TASK PROMPT: Count every line that holds the string "caption", then give that number alone.
** Start of MATERIAL FOR THIS TASK **
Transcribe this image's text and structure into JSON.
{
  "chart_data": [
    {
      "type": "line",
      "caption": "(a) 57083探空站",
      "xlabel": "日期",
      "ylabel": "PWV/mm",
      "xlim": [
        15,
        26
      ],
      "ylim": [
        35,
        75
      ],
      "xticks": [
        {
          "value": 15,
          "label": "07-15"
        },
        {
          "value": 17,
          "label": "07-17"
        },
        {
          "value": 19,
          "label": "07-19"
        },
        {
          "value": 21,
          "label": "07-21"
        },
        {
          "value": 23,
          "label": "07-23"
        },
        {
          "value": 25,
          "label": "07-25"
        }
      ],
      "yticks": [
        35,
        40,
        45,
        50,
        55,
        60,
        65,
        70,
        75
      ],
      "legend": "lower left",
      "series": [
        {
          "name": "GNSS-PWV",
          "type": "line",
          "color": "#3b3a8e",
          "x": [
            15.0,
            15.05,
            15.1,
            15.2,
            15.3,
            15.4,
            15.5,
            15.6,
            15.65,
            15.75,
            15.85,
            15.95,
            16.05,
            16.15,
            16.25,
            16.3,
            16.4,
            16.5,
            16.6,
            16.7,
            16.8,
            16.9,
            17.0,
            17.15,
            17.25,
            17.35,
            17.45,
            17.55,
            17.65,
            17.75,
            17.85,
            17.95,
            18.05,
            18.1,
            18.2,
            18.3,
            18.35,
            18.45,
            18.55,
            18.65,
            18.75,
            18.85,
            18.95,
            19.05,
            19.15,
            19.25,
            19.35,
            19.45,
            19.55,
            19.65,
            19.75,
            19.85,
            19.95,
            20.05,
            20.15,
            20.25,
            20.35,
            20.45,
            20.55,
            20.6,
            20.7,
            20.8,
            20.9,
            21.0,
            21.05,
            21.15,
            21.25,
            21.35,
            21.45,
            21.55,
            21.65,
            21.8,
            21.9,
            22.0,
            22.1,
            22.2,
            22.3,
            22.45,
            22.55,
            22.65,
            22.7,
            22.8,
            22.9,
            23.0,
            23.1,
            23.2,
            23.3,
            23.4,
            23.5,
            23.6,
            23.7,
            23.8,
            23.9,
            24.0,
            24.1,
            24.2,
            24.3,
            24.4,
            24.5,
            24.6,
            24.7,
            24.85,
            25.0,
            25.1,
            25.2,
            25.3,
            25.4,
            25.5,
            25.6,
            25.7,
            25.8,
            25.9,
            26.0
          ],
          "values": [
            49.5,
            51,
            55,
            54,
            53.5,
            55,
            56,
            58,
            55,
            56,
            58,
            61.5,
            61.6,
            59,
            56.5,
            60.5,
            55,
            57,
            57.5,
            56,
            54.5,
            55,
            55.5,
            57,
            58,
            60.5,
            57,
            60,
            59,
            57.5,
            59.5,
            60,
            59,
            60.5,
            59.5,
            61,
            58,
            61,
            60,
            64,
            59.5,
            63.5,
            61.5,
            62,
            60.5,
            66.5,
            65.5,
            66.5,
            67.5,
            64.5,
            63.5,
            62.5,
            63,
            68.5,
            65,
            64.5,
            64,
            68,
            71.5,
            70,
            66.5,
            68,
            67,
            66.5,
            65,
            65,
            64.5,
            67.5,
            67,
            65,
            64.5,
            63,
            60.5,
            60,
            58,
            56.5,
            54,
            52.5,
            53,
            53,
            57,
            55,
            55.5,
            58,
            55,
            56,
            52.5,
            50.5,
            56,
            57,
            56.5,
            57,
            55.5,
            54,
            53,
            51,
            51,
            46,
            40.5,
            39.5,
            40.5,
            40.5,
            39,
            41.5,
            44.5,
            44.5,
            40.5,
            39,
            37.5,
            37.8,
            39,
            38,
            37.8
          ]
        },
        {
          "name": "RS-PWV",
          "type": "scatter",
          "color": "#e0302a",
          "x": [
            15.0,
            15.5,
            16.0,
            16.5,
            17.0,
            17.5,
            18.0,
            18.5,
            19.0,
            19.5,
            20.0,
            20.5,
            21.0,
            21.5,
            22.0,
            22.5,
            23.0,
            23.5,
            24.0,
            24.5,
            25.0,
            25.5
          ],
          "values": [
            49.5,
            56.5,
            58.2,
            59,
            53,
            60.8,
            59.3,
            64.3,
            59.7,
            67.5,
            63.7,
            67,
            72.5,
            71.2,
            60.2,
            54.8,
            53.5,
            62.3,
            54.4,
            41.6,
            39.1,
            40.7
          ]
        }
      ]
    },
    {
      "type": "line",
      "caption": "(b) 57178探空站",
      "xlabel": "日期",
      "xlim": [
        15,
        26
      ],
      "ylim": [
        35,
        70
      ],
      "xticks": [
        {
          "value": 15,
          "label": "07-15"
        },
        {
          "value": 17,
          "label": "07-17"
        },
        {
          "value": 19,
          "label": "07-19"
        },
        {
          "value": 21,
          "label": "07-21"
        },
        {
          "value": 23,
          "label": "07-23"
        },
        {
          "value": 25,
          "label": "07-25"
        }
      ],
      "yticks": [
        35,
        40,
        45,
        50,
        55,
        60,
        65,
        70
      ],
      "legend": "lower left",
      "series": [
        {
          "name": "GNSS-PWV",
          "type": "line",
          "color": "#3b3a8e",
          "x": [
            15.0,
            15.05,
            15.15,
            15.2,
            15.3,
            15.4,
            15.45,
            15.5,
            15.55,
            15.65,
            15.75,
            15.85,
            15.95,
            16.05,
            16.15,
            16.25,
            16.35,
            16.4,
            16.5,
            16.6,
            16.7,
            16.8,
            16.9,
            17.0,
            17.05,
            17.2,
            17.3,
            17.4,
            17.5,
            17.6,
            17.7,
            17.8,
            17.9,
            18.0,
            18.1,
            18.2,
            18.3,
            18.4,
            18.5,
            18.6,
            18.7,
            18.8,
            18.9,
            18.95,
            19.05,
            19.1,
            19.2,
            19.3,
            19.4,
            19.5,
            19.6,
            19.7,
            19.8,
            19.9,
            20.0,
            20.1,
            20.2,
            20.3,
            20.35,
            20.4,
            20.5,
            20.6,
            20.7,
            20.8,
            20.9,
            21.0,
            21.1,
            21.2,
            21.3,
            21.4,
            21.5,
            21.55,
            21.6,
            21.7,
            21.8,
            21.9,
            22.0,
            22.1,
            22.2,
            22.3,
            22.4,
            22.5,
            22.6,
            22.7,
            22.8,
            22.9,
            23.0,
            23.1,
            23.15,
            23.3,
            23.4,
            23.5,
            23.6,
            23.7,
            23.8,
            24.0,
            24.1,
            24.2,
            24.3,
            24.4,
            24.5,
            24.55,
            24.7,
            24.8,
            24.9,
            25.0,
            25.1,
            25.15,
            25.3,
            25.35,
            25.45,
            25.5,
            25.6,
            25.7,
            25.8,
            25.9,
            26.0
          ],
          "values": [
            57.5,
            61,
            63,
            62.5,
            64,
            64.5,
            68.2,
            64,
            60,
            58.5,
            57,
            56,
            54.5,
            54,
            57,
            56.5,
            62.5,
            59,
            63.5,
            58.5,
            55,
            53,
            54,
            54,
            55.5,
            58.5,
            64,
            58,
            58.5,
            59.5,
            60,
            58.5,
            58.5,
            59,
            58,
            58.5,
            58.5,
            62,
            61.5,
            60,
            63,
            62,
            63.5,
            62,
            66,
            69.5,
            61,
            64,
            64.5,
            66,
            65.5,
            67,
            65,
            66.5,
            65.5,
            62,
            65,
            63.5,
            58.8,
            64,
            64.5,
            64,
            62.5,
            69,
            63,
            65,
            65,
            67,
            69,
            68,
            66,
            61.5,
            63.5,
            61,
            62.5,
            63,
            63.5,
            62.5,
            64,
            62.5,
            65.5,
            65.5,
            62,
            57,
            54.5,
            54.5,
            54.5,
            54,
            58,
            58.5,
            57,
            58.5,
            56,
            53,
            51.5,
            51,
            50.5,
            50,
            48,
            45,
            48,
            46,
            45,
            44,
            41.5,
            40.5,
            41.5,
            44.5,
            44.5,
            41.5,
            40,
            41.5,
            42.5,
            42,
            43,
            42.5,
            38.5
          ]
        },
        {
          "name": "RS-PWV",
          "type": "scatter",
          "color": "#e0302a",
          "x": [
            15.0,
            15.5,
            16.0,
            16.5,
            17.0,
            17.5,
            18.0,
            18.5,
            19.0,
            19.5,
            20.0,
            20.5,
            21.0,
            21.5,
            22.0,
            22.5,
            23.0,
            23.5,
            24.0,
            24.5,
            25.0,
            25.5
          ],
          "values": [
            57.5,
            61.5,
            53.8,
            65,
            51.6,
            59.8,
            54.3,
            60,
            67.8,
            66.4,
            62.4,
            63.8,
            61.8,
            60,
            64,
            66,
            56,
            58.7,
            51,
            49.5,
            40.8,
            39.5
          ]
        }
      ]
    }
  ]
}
** End of MATERIAL FOR THIS TASK **
THE COMPLETED TASK: 2